# Other > DWD/depression and the media >  DWD's birthday...

## Suzi

Can't believe it, but it's DWD's birthday next weekend! So, I thought it'd be nice to share some posts on FB in the run up to it... So, do you have any comments that you'd be happy for me to share? - It can be done either as anon or with a username etc.... If you'd rather pm it to me so it is anon then please do so! 

Thank you so much!

----------

Paula (10-01-21)

----------


## Stella180

I’ll come up with something I’m sure.

----------

Suzi (10-01-21)

----------


## Suzi

Thank you lovely!

----------


## Jaquaia

What kind of thing do you want?

----------


## Suzi

OO your point of view on DWD, being a part of it, how it helps, our community.... Anything really...

----------


## Jaquaia

Leave it with me!

----------


## Suzi

OO thank you!  :):

----------


## Suzi

Just bumping this so to see if anyone wanted to write a little something for me to post tomorrow? You can stay anon if you want?

Exercise instructions:
1 > In the forum thread, on which site does Suzi plan to share the posts?
2 > According to the forum thread, why does Suzi want to share posts, and why does she offer that comments can be sent to her by pm?
3 > Write the next post in the forum thread, following Suzi's last message.
The material is not needed here.

Spatial layout records:
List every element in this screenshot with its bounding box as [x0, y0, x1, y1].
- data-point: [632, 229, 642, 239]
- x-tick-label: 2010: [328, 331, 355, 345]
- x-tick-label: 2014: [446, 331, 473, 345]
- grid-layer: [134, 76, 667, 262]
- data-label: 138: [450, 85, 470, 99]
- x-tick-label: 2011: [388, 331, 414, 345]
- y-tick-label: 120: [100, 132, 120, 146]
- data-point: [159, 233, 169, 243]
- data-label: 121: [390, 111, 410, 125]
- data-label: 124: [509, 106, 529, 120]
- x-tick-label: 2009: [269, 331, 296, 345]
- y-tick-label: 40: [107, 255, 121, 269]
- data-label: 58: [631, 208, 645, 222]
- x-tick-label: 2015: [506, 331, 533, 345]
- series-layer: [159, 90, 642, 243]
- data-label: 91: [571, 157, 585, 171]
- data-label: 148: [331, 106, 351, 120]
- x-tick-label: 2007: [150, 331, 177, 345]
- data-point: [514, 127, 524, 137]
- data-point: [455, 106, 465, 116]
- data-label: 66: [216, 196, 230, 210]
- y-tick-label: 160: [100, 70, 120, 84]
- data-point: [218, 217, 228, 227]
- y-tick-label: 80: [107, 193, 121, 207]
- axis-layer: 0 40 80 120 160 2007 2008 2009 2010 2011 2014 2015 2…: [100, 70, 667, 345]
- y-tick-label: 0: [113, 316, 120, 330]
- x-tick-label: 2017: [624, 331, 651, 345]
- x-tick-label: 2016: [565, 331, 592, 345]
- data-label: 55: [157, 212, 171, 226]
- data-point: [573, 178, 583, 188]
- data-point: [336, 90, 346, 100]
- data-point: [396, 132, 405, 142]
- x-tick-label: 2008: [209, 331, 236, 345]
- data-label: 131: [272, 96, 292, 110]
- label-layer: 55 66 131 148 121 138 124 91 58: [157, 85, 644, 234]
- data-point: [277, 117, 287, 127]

Task-by-task answers:
1 > On FB.

2 > DWD's birthday is next weekend, and Suzi thought it would be nice to share some posts on FB in the run up to it. She offers the pm option so that a contribution can stay anon.

3 >
----------


## Stella180

Oh damn, I forgot. Ok, a brief comment. 


I first joined DWD back in 2014. I was immediately made to feel welcome and the support and advice I received helped me massively. I’ve had my fair share of ‘wobbles’ but the one constant has always been DWD. I can be extremely difficult when I’m not in a good place, say and do things that I’m not proud of, and maybe I don’t deserve to be helped when I lash out but DWD never gave up on me. I took some time away from the forum but was welcomed back with open arms. I’ve never known such a caring supporting and forgiving community in my life and I am so glad that DWD exists because without Suzi and the team my life would be so very different. I am truly grateful for all the help they offer.

----------

Paula (16-01-21)

----------


## Suzi

Thank you! Those are wonderful things for you to say! Thank you... *sniff* Are you happy to be named? Username? Anon?

----------


## Stella180

Makes no difference to me

----------

Suzi (16-01-21)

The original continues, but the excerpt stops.